Part of a data file
·····

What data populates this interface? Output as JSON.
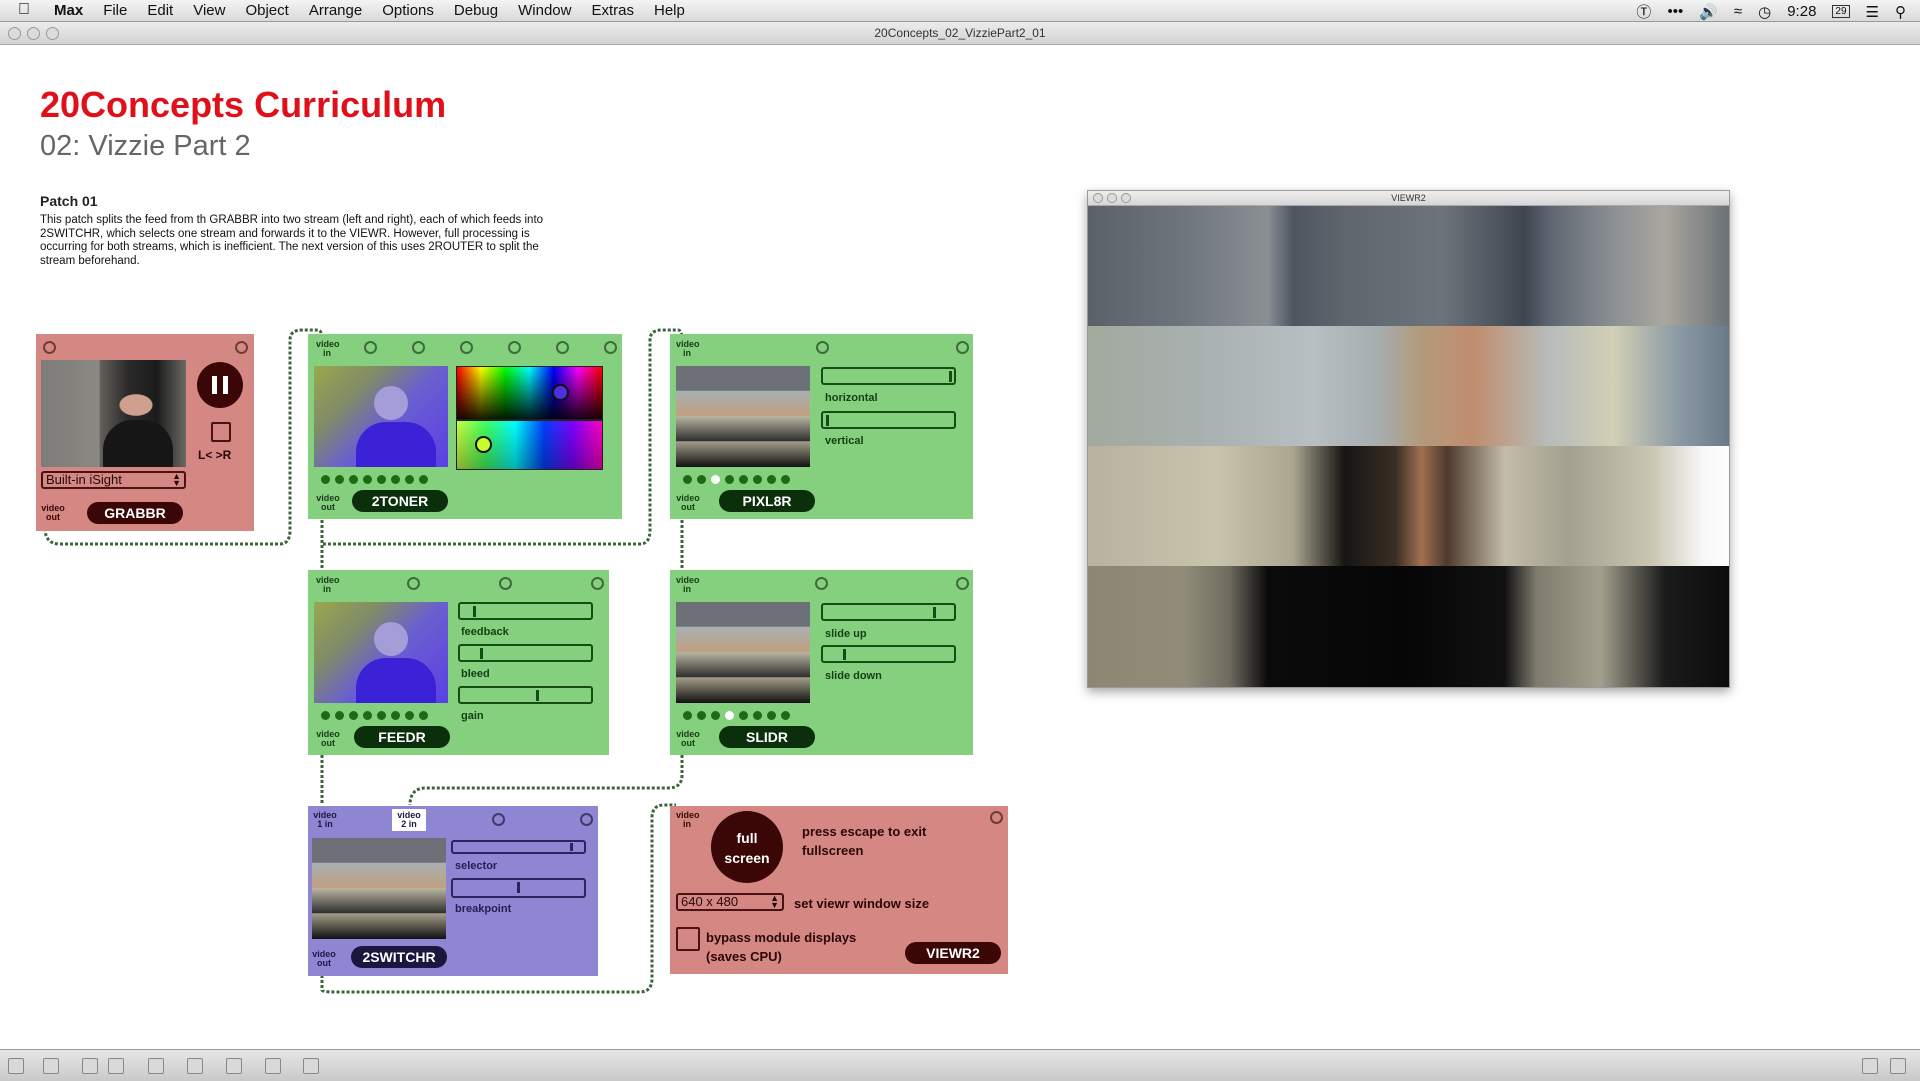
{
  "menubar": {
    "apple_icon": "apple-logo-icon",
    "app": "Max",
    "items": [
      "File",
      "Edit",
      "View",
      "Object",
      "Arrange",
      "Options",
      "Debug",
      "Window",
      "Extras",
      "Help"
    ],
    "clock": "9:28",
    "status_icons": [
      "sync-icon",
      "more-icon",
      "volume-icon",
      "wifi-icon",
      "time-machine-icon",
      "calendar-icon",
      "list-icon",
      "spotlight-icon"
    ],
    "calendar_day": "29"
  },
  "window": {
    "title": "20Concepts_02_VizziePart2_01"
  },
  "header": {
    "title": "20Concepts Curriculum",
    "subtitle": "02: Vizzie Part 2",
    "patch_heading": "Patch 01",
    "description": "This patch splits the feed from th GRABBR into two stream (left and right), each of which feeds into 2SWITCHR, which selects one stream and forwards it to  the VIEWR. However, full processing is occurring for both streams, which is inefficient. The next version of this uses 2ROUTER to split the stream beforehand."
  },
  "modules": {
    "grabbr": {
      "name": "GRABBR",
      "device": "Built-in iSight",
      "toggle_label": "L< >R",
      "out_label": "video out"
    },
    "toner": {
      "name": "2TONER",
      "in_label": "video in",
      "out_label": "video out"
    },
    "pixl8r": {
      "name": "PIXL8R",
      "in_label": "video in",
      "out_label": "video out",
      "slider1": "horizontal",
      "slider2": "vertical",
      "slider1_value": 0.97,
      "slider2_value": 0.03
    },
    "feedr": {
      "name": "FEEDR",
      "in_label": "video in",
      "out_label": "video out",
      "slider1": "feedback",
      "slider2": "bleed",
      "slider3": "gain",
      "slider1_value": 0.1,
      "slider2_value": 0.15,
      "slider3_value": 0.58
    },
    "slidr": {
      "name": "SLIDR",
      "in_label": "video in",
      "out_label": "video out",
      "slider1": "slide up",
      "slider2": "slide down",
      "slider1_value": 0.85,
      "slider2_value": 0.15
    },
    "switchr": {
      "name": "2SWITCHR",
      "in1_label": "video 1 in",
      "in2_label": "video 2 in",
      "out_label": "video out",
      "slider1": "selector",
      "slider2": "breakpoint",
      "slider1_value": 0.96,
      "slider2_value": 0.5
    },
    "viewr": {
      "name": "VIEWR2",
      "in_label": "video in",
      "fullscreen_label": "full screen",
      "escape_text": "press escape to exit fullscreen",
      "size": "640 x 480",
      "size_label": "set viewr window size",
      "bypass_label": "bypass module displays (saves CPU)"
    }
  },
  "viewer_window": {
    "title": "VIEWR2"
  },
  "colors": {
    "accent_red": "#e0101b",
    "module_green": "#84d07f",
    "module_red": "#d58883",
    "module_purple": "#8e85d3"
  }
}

·····

■ **WRITTEN PROBLEM**:
Transcribe the full listing character for character. Pictures are excluded.

■ **RESULT OF THIS TASK**:
What data populates this interface? Output as JSON.
{
  "menubar": {
    "apple_icon": "apple-logo-icon",
    "app": "Max",
    "items": [
      "File",
      "Edit",
      "View",
      "Object",
      "Arrange",
      "Options",
      "Debug",
      "Window",
      "Extras",
      "Help"
    ],
    "clock": "9:28",
    "status_icons": [
      "sync-icon",
      "more-icon",
      "volume-icon",
      "wifi-icon",
      "time-machine-icon",
      "calendar-icon",
      "list-icon",
      "spotlight-icon"
    ],
    "calendar_day": "29"
  },
  "window": {
    "title": "20Concepts_02_VizziePart2_01"
  },
  "header": {
    "title": "20Concepts Curriculum",
    "subtitle": "02: Vizzie Part 2",
    "patch_heading": "Patch 01",
    "description": "This patch splits the feed from th GRABBR into two stream (left and right), each of which feeds into 2SWITCHR, which selects one stream and forwards it to  the VIEWR. However, full processing is occurring for both streams, which is inefficient. The next version of this uses 2ROUTER to split the stream beforehand."
  },
  "modules": {
    "grabbr": {
      "name": "GRABBR",
      "device": "Built-in iSight",
      "toggle_label": "L< >R",
      "out_label": "video out"
    },
    "toner": {
      "name": "2TONER",
      "in_label": "video in",
      "out_label": "video out"
    },
    "pixl8r": {
      "name": "PIXL8R",
      "in_label": "video in",
      "out_label": "video out",
      "slider1": "horizontal",
      "slider2": "vertical",
      "slider1_value": 0.97,
      "slider2_value": 0.03
    },
    "feedr": {
      "name": "FEEDR",
      "in_label": "video in",
      "out_label": "video out",
      "slider1": "feedback",
      "slider2": "bleed",
      "slider3": "gain",
      "slider1_value": 0.1,
      "slider2_value": 0.15,
      "slider3_value": 0.58
    },
    "slidr": {
      "name": "SLIDR",
      "in_label": "video in",
      "out_label": "video out",
      "slider1": "slide up",
      "slider2": "slide down",
      "slider1_value": 0.85,
      "slider2_value": 0.15
    },
    "switchr": {
      "name": "2SWITCHR",
      "in1_label": "video 1 in",
      "in2_label": "video 2 in",
      "out_label": "video out",
      "slider1": "selector",
      "slider2": "breakpoint",
      "slider1_value": 0.96,
      "slider2_value": 0.5
    },
    "viewr": {
      "name": "VIEWR2",
      "in_label": "video in",
      "fullscreen_label": "full screen",
      "escape_text": "press escape to exit fullscreen",
      "size": "640 x 480",
      "size_label": "set viewr window size",
      "bypass_label": "bypass module displays (saves CPU)"
    }
  },
  "viewer_window": {
    "title": "VIEWR2"
  },
  "colors": {
    "accent_red": "#e0101b",
    "module_green": "#84d07f",
    "module_red": "#d58883",
    "module_purple": "#8e85d3"
  }
}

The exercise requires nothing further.